Data records
------------------------------

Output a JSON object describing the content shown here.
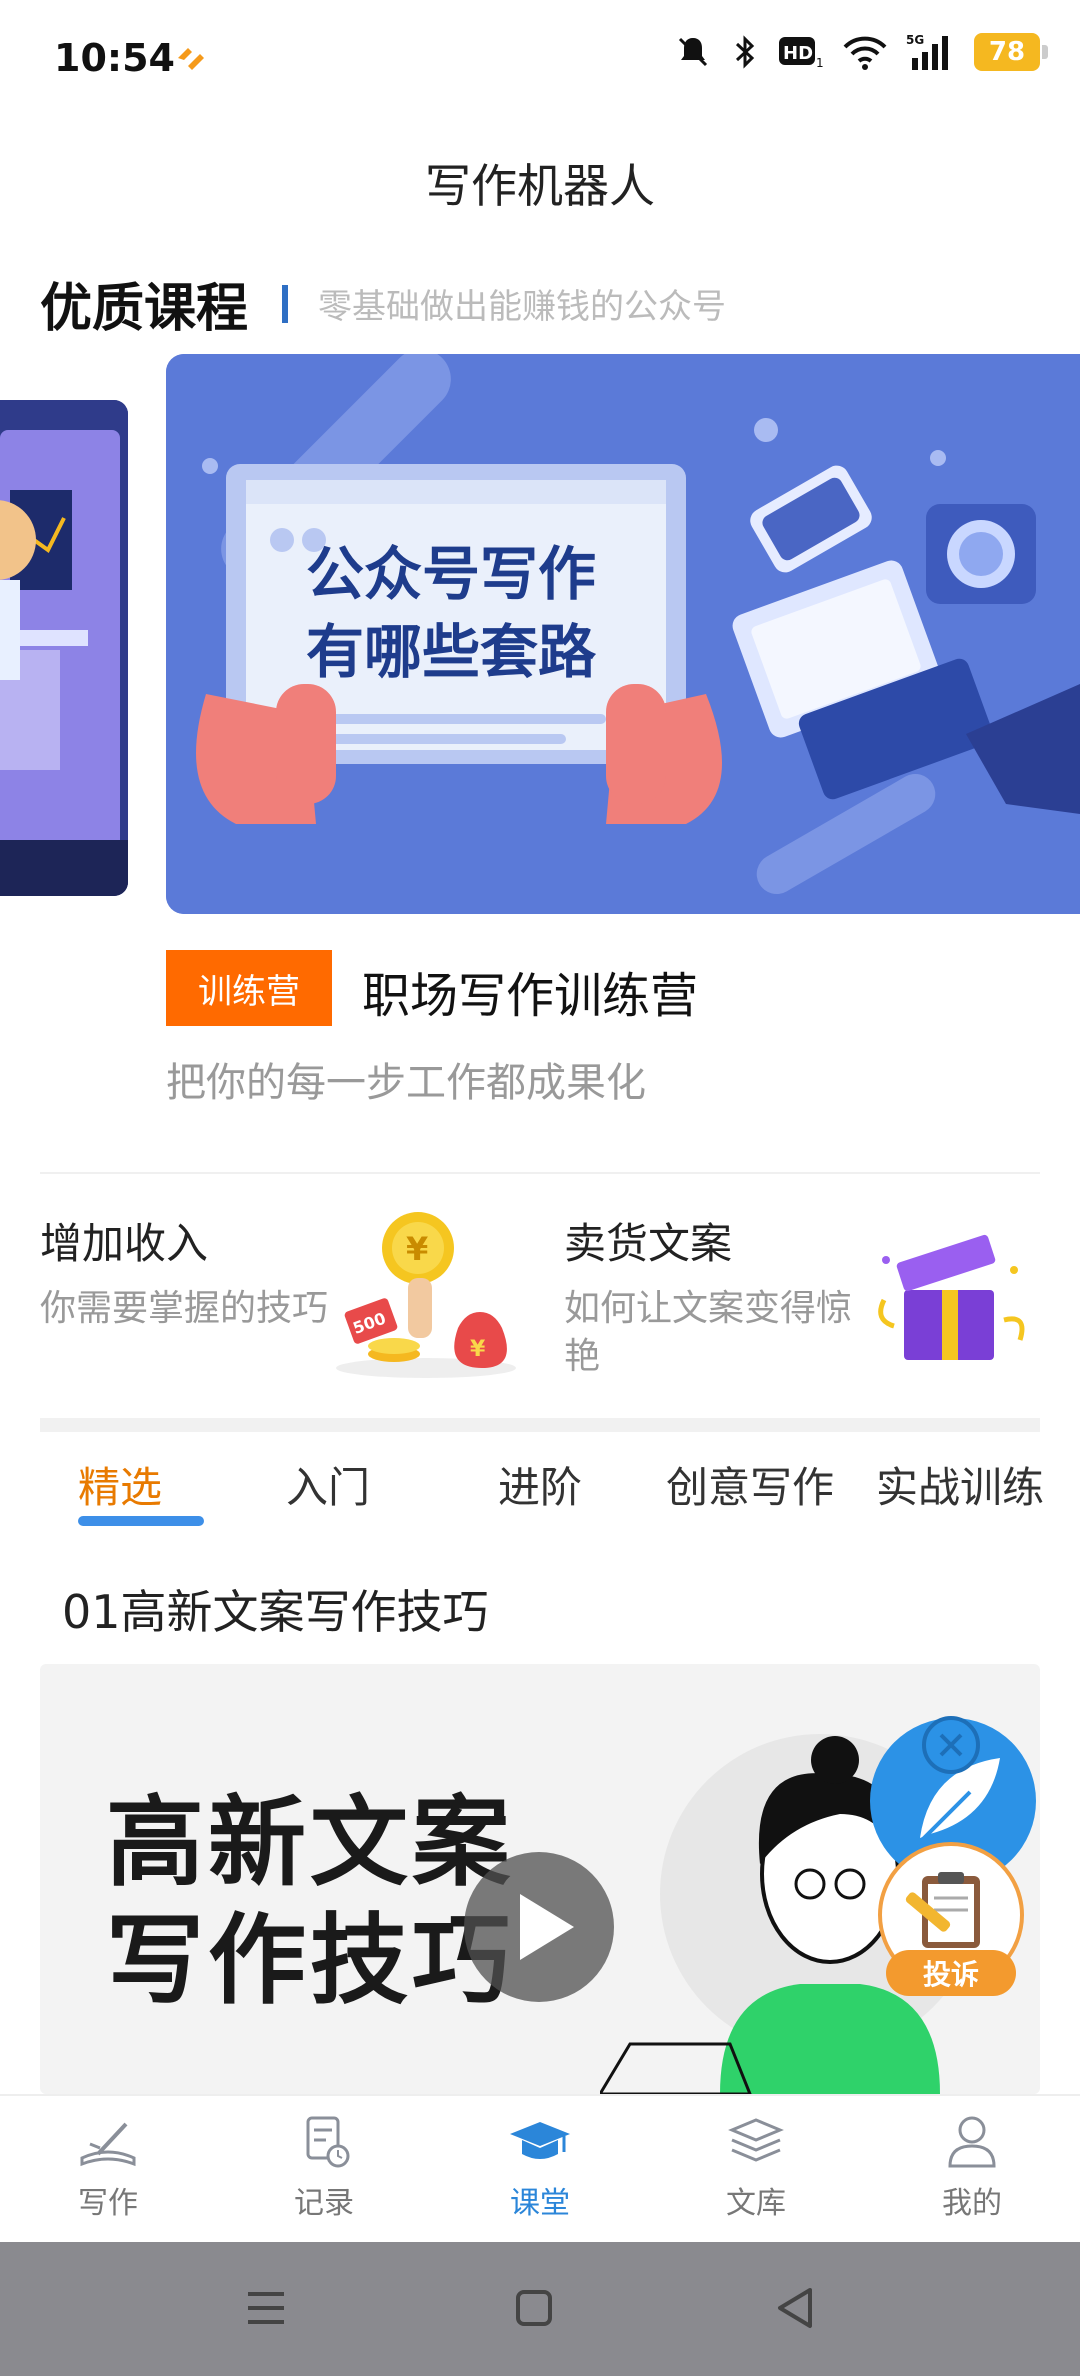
{
  "status_bar": {
    "time": "10:54",
    "network": "5G",
    "battery": "78",
    "icons": [
      "mute-icon",
      "bluetooth-icon",
      "hd-icon",
      "wifi-icon",
      "signal-icon",
      "battery-icon"
    ]
  },
  "app": {
    "title": "写作机器人"
  },
  "section": {
    "title": "优质课程",
    "subtitle": "零基础做出能赚钱的公众号"
  },
  "carousel": {
    "banner_text_line1": "公众号写作",
    "banner_text_line2": "有哪些套路",
    "tag": "训练营",
    "title": "职场写作训练营",
    "desc": "把你的每一步工作都成果化"
  },
  "promos": [
    {
      "title": "增加收入",
      "sub": "你需要掌握的技巧",
      "badge": "500"
    },
    {
      "title": "卖货文案",
      "sub": "如何让文案变得惊艳"
    }
  ],
  "tabs": [
    "精选",
    "入门",
    "进阶",
    "创意写作",
    "实战训练"
  ],
  "course": {
    "title": "01高新文案写作技巧",
    "thumb_line1": "高新文案",
    "thumb_line2": "写作技巧"
  },
  "fab": {
    "report_label": "投诉"
  },
  "bottom_nav": [
    {
      "label": "写作",
      "icon": "write-icon"
    },
    {
      "label": "记录",
      "icon": "record-icon"
    },
    {
      "label": "课堂",
      "icon": "graduation-cap-icon"
    },
    {
      "label": "文库",
      "icon": "library-layers-icon"
    },
    {
      "label": "我的",
      "icon": "profile-icon"
    }
  ],
  "colors": {
    "accent": "#2b86d9",
    "tab_active": "#e87a00",
    "tag": "#ff6a00",
    "battery": "#f5b820"
  }
}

------------------------------

— Exercise prompt —
Pictures in the data above should not be copied; transcribe everything else exactly.

— Expected answer —
Output a JSON object describing the content shown here.
{
  "status_bar": {
    "time": "10:54",
    "network": "5G",
    "battery": "78",
    "icons": [
      "mute-icon",
      "bluetooth-icon",
      "hd-icon",
      "wifi-icon",
      "signal-icon",
      "battery-icon"
    ]
  },
  "app": {
    "title": "写作机器人"
  },
  "section": {
    "title": "优质课程",
    "subtitle": "零基础做出能赚钱的公众号"
  },
  "carousel": {
    "banner_text_line1": "公众号写作",
    "banner_text_line2": "有哪些套路",
    "tag": "训练营",
    "title": "职场写作训练营",
    "desc": "把你的每一步工作都成果化"
  },
  "promos": [
    {
      "title": "增加收入",
      "sub": "你需要掌握的技巧",
      "badge": "500"
    },
    {
      "title": "卖货文案",
      "sub": "如何让文案变得惊艳"
    }
  ],
  "tabs": [
    "精选",
    "入门",
    "进阶",
    "创意写作",
    "实战训练"
  ],
  "course": {
    "title": "01高新文案写作技巧",
    "thumb_line1": "高新文案",
    "thumb_line2": "写作技巧"
  },
  "fab": {
    "report_label": "投诉"
  },
  "bottom_nav": [
    {
      "label": "写作",
      "icon": "write-icon"
    },
    {
      "label": "记录",
      "icon": "record-icon"
    },
    {
      "label": "课堂",
      "icon": "graduation-cap-icon"
    },
    {
      "label": "文库",
      "icon": "library-layers-icon"
    },
    {
      "label": "我的",
      "icon": "profile-icon"
    }
  ],
  "colors": {
    "accent": "#2b86d9",
    "tab_active": "#e87a00",
    "tag": "#ff6a00",
    "battery": "#f5b820"
  }
}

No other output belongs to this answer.